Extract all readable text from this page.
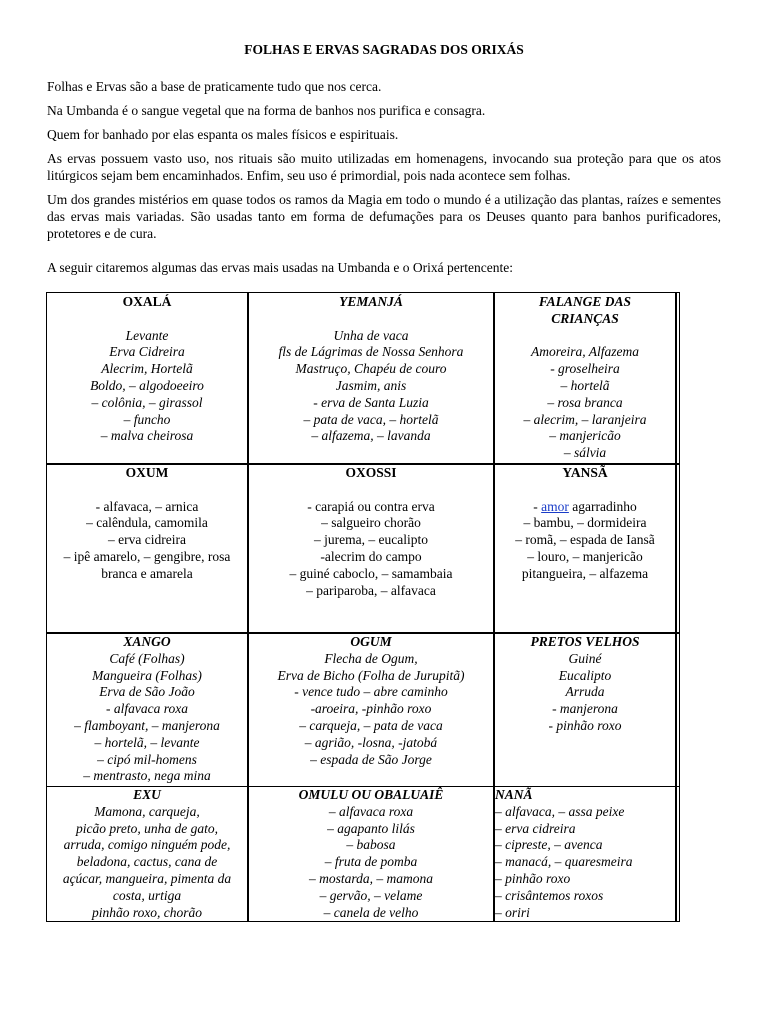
FOLHAS E ERVAS SAGRADAS DOS ORIXÁS

Folhas e Ervas são a base de praticamente tudo que nos cerca.

Na Umbanda é o sangue vegetal que na forma de banhos nos purifica e consagra.

Quem for banhado por elas espanta os males físicos e espirituais.

As ervas possuem vasto uso, nos rituais são muito utilizadas em homenagens, invocando sua proteção para que os atos litúrgicos sejam bem encaminhados. Enfim, seu uso é primordial, pois nada acontece sem folhas.

Um dos grandes mistérios em quase todos os ramos da Magia em todo o mundo é a utilização das plantas, raízes e sementes das ervas mais variadas. São usadas tanto em forma de defumações para os Deuses quanto para banhos purificadores, protetores e de cura.

A seguir citaremos algumas das ervas mais usadas na Umbanda e o Orixá pertencente:

OXALÁ
Levante
Erva Cidreira
Alecrim, Hortelã
Boldo, – algodoeeiro
– colônia, – girassol
– funcho
– malva cheirosa
YEMANJÁ
Unha de vaca
fls de Lágrimas de Nossa Senhora
Mastruço, Chapéu de couro
Jasmim, anis
- erva de Santa Luzia
– pata de vaca, – hortelã
– alfazema, – lavanda
FALANGE DAS
CRIANÇAS
Amoreira, Alfazema
- groselheira
– hortelã
– rosa branca
– alecrim, – laranjeira
– manjericão
– sálvia
OXUM
- alfavaca, – arnica
– calêndula, camomila
– erva cidreira
– ipê amarelo, – gengibre, rosa
branca e amarela
OXOSSI
- carapiá ou contra erva
– salgueiro chorão
– jurema, – eucalipto
-alecrim do campo
– guiné caboclo, – samambaia
– pariparoba, – alfavaca
YANSÃ
- amor agarradinho
– bambu, – dormideira
– romã, – espada de Iansã
– louro, – manjericão
pitangueira, – alfazema
XANGO
Café (Folhas)
Mangueira (Folhas)
Erva de São João
- alfavaca roxa
– flamboyant, – manjerona
– hortelã, – levante
– cipó mil-homens
– mentrasto, nega mina
OGUM
Flecha de Ogum,
Erva de Bicho (Folha de Jurupitã)
- vence tudo – abre caminho
-aroeira, -pinhão roxo
– carqueja, – pata de vaca
– agrião, -losna, -jatobá
– espada de São Jorge
PRETOS VELHOS
Guiné
Eucalipto
Arruda
- manjerona
- pinhão roxo
EXU
Mamona, carqueja,
picão preto, unha de gato,
arruda, comigo ninguém pode,
beladona, cactus, cana de
açúcar, mangueira, pimenta da
costa, urtiga
pinhão roxo, chorão
OMULU OU OBALUAIÊ
– alfavaca roxa
– agapanto lilás
– babosa
– fruta de pomba
– mostarda, – mamona
– gervão, – velame
– canela de velho
NANÃ
– alfavaca, – assa peixe
– erva cidreira
– cipreste, – avenca
– manacá, – quaresmeira
– pinhão roxo
– crisântemos roxos
– oriri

## REQUIRED TASK
Leave out the pictures and print each record exactly as it stands.

## SOLUTION TO THE EXERCISE
Extract all readable text from this page.
FOLHAS E ERVAS SAGRADAS DOS ORIXÁS

Folhas e Ervas são a base de praticamente tudo que nos cerca.

Na Umbanda é o sangue vegetal que na forma de banhos nos purifica e consagra.

Quem for banhado por elas espanta os males físicos e espirituais.

As ervas possuem vasto uso, nos rituais são muito utilizadas em homenagens, invocando sua proteção para que os atos litúrgicos sejam bem encaminhados. Enfim, seu uso é primordial, pois nada acontece sem folhas.

Um dos grandes mistérios em quase todos os ramos da Magia em todo o mundo é a utilização das plantas, raízes e sementes das ervas mais variadas. São usadas tanto em forma de defumações para os Deuses quanto para banhos purificadores, protetores e de cura.

A seguir citaremos algumas das ervas mais usadas na Umbanda e o Orixá pertencente:

OXALÁ
Levante
Erva Cidreira
Alecrim, Hortelã
Boldo, – algodoeeiro
– colônia, – girassol
– funcho
– malva cheirosa
YEMANJÁ
Unha de vaca
fls de Lágrimas de Nossa Senhora
Mastruço, Chapéu de couro
Jasmim, anis
- erva de Santa Luzia
– pata de vaca, – hortelã
– alfazema, – lavanda
FALANGE DAS
CRIANÇAS
Amoreira, Alfazema
- groselheira
– hortelã
– rosa branca
– alecrim, – laranjeira
– manjericão
– sálvia
OXUM
- alfavaca, – arnica
– calêndula, camomila
– erva cidreira
– ipê amarelo, – gengibre, rosa
branca e amarela
OXOSSI
- carapiá ou contra erva
– salgueiro chorão
– jurema, – eucalipto
-alecrim do campo
– guiné caboclo, – samambaia
– pariparoba, – alfavaca
YANSÃ
- amor agarradinho
– bambu, – dormideira
– romã, – espada de Iansã
– louro, – manjericão
pitangueira, – alfazema
XANGO
Café (Folhas)
Mangueira (Folhas)
Erva de São João
- alfavaca roxa
– flamboyant, – manjerona
– hortelã, – levante
– cipó mil-homens
– mentrasto, nega mina
OGUM
Flecha de Ogum,
Erva de Bicho (Folha de Jurupitã)
- vence tudo – abre caminho
-aroeira, -pinhão roxo
– carqueja, – pata de vaca
– agrião, -losna, -jatobá
– espada de São Jorge
PRETOS VELHOS
Guiné
Eucalipto
Arruda
- manjerona
- pinhão roxo
EXU
Mamona, carqueja,
picão preto, unha de gato,
arruda, comigo ninguém pode,
beladona, cactus, cana de
açúcar, mangueira, pimenta da
costa, urtiga
pinhão roxo, chorão
OMULU OU OBALUAIÊ
– alfavaca roxa
– agapanto lilás
– babosa
– fruta de pomba
– mostarda, – mamona
– gervão, – velame
– canela de velho
NANÃ
– alfavaca, – assa peixe
– erva cidreira
– cipreste, – avenca
– manacá, – quaresmeira
– pinhão roxo
– crisântemos roxos
– oriri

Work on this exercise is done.